◆ Items ◆
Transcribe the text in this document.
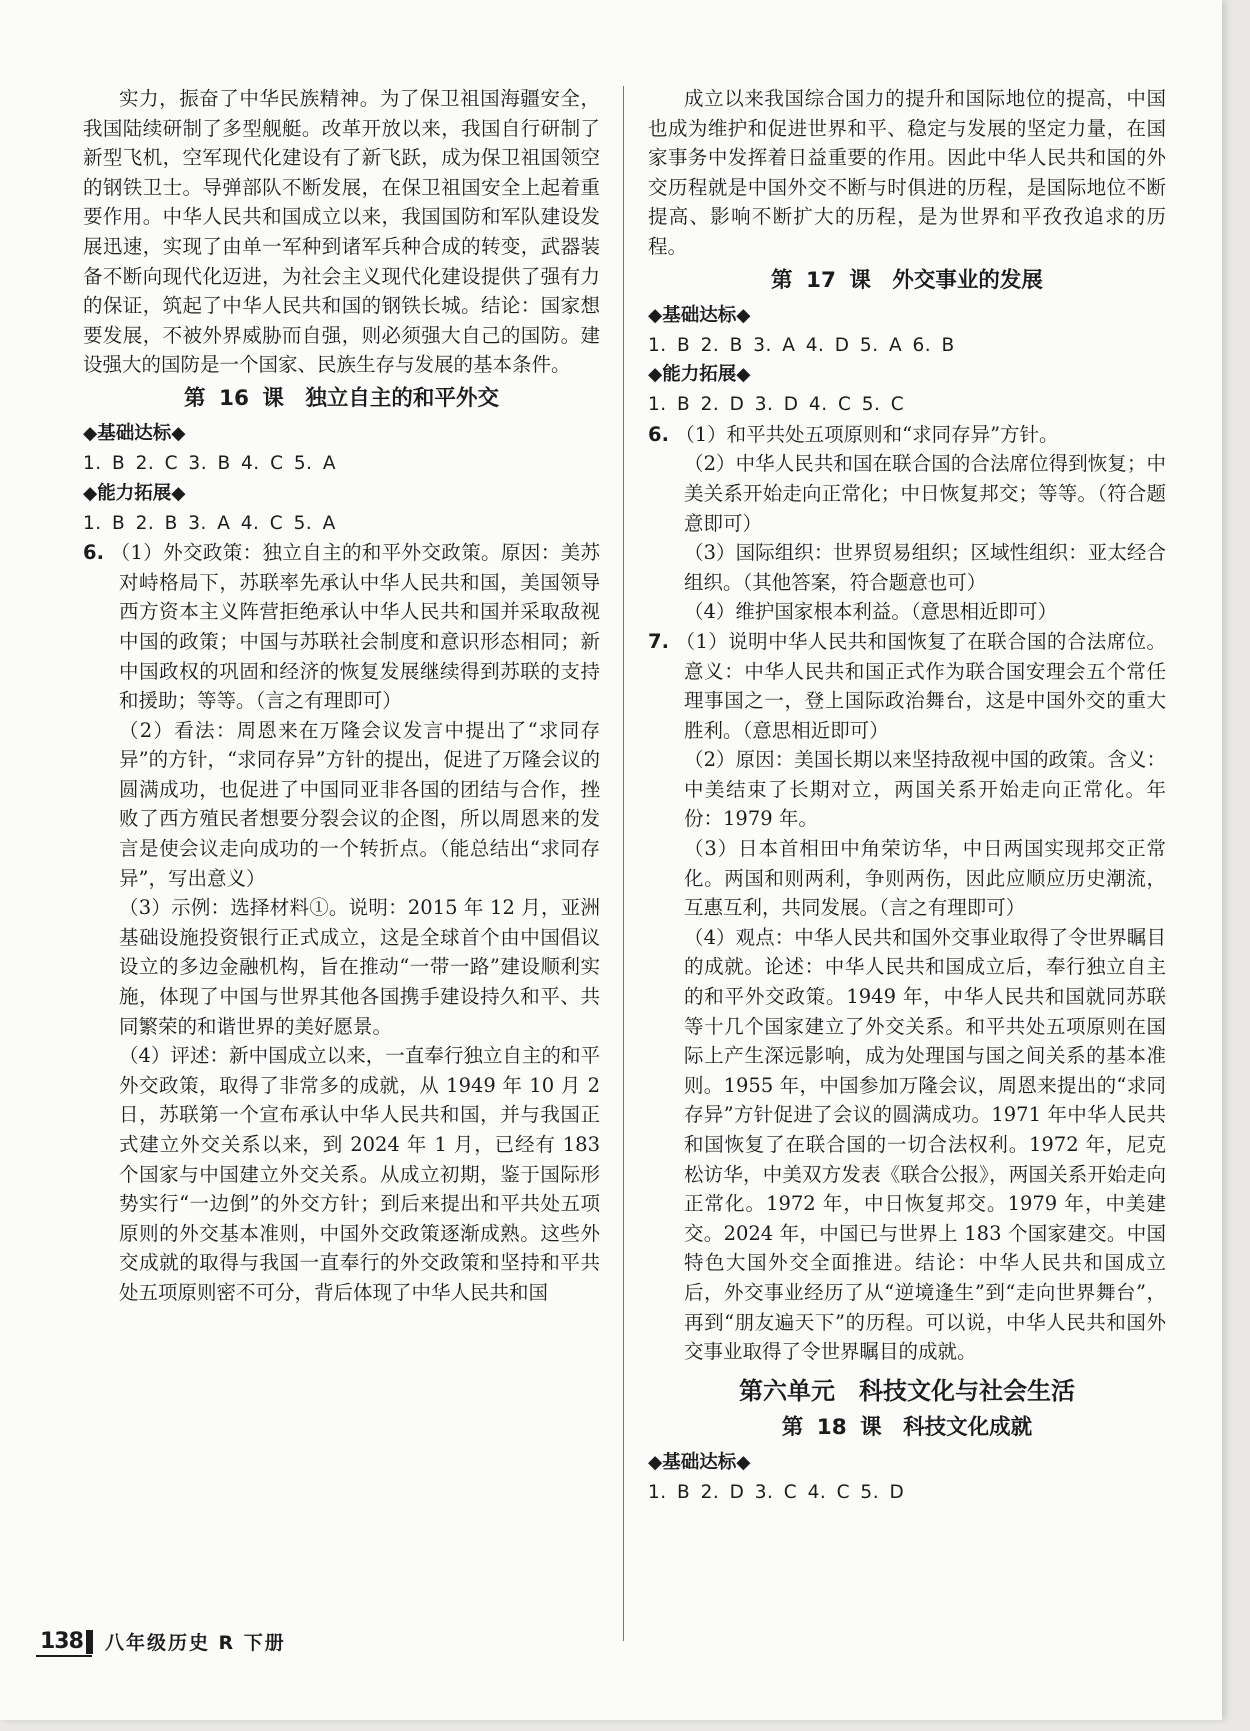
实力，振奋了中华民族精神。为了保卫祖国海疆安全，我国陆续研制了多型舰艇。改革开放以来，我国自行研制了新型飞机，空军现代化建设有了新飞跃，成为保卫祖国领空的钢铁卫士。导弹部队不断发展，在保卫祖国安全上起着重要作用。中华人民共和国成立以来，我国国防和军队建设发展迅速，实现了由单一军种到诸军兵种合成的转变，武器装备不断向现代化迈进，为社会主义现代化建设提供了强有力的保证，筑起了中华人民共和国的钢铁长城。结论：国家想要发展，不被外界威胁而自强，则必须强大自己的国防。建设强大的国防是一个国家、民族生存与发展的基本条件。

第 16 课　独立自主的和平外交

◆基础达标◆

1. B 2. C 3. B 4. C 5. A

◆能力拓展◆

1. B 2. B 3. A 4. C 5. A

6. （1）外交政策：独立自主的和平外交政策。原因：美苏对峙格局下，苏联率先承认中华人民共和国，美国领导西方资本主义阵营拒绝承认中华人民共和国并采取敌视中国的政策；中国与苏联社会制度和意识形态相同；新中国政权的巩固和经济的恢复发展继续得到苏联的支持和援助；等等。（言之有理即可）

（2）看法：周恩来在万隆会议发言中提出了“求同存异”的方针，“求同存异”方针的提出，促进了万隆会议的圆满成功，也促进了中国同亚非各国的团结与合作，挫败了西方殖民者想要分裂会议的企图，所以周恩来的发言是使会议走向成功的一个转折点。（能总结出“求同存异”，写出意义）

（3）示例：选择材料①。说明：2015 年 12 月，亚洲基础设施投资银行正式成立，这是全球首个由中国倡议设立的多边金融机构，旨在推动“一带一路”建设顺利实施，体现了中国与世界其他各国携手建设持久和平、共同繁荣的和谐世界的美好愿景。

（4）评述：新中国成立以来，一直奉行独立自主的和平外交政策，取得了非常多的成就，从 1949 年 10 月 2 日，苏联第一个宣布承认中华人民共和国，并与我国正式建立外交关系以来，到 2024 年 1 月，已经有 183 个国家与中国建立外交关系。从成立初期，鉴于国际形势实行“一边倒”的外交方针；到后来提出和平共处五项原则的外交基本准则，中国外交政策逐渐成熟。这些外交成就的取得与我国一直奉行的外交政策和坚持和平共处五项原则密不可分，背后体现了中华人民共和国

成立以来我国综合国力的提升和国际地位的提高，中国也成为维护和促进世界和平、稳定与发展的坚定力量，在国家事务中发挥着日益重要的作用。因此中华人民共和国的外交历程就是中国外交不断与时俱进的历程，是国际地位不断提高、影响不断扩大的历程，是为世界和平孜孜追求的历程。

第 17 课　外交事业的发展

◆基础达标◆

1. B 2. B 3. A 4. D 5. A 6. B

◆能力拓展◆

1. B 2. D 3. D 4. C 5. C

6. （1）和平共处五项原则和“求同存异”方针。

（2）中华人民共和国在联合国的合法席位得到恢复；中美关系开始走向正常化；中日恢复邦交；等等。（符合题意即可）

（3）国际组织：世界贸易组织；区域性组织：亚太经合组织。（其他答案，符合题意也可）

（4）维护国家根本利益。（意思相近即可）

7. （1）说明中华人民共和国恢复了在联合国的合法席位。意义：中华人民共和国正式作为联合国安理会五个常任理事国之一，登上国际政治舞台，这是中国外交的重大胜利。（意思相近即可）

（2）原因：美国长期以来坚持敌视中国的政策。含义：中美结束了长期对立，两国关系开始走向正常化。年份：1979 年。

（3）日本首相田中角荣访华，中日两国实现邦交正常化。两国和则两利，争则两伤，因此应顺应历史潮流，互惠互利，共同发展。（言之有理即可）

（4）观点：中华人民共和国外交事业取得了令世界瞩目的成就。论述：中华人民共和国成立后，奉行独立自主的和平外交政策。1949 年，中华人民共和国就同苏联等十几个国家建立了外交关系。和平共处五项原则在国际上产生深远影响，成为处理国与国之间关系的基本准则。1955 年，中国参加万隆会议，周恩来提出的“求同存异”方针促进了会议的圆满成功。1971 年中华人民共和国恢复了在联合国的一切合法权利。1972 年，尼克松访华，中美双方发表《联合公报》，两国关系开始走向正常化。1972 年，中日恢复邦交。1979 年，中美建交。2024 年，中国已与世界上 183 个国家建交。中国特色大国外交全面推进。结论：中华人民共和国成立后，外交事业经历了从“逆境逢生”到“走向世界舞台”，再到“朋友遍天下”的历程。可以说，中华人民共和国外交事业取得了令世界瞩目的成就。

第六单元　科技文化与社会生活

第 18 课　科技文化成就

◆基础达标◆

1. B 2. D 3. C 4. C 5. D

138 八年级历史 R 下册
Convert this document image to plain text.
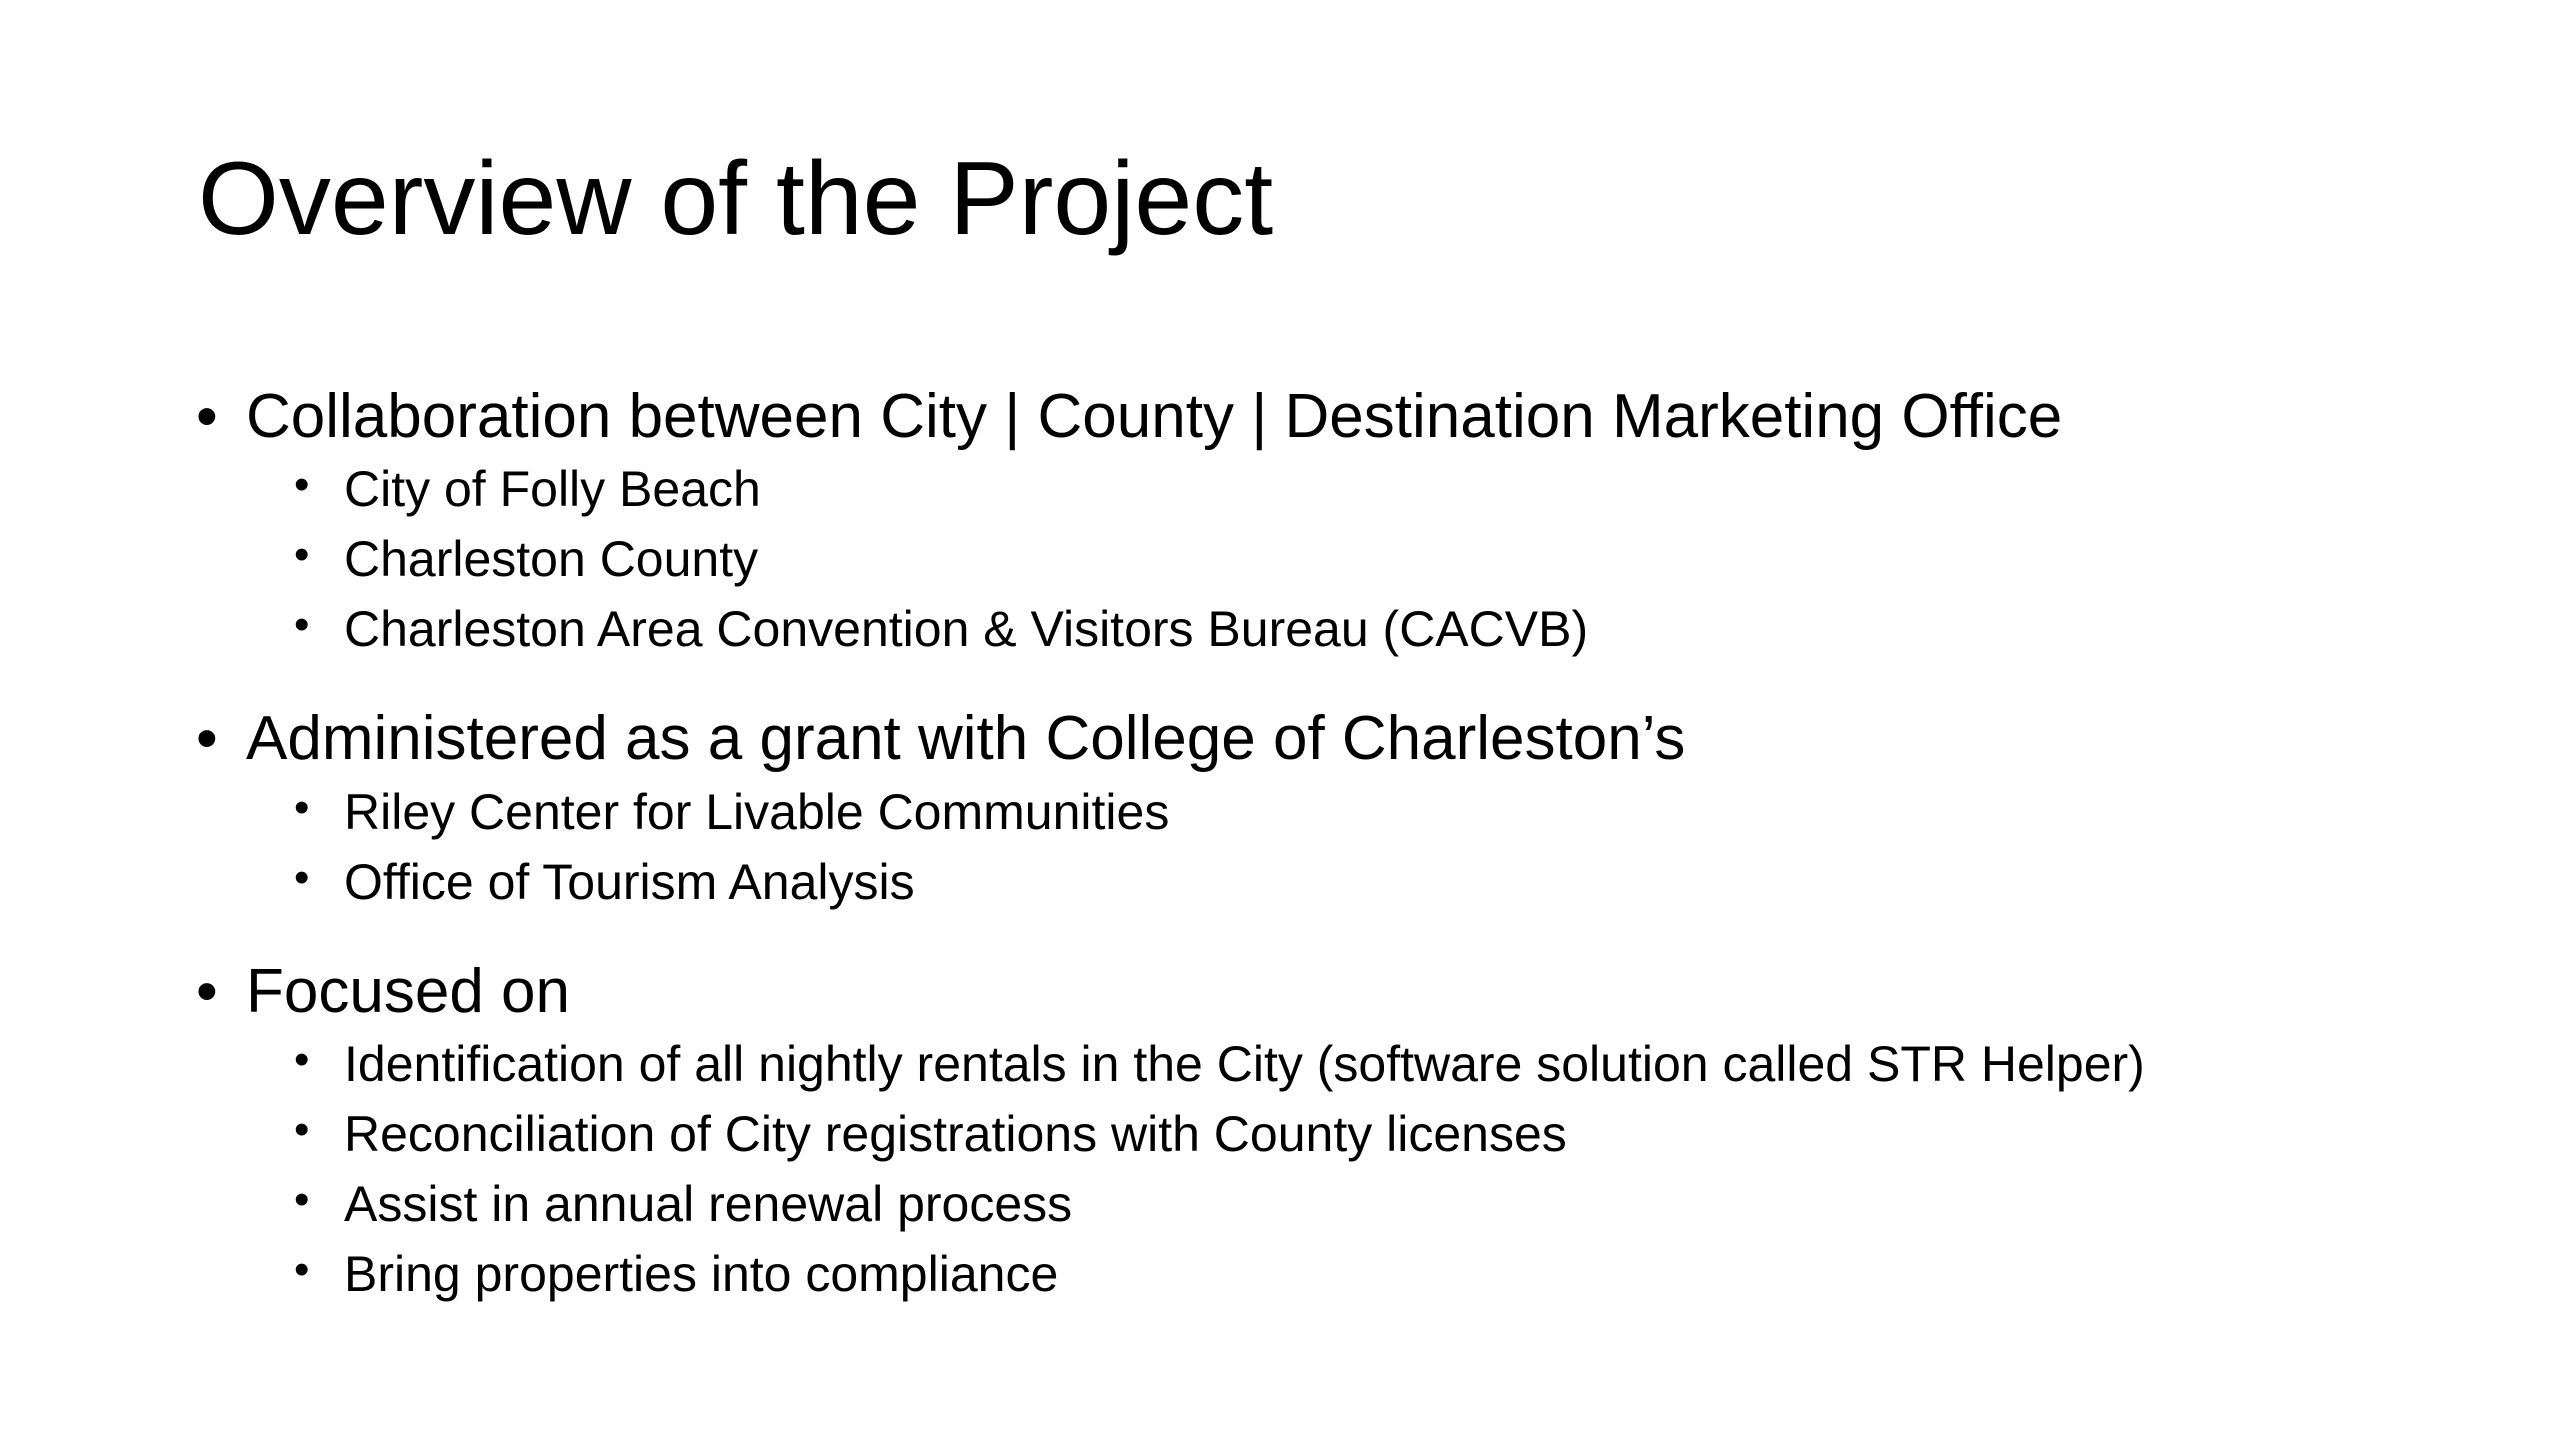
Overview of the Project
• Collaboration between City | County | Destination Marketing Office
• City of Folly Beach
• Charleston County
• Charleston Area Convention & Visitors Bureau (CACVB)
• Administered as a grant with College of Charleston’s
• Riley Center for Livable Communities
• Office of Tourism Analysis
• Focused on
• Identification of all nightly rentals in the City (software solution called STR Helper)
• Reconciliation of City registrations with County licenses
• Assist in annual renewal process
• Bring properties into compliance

◆ Objective ◆
Extract, verbatim and alone, the lines from the line that contains "Convert this document image to plain text." to the last line of the records, inclusive; drop any picture.

◆ The answer ◆
Convert this document image to plain text.
Overview of the Project
• Collaboration between City | County | Destination Marketing Office
• City of Folly Beach
• Charleston County
• Charleston Area Convention & Visitors Bureau (CACVB)
• Administered as a grant with College of Charleston’s
• Riley Center for Livable Communities
• Office of Tourism Analysis
• Focused on
• Identification of all nightly rentals in the City (software solution called STR Helper)
• Reconciliation of City registrations with County licenses
• Assist in annual renewal process
• Bring properties into compliance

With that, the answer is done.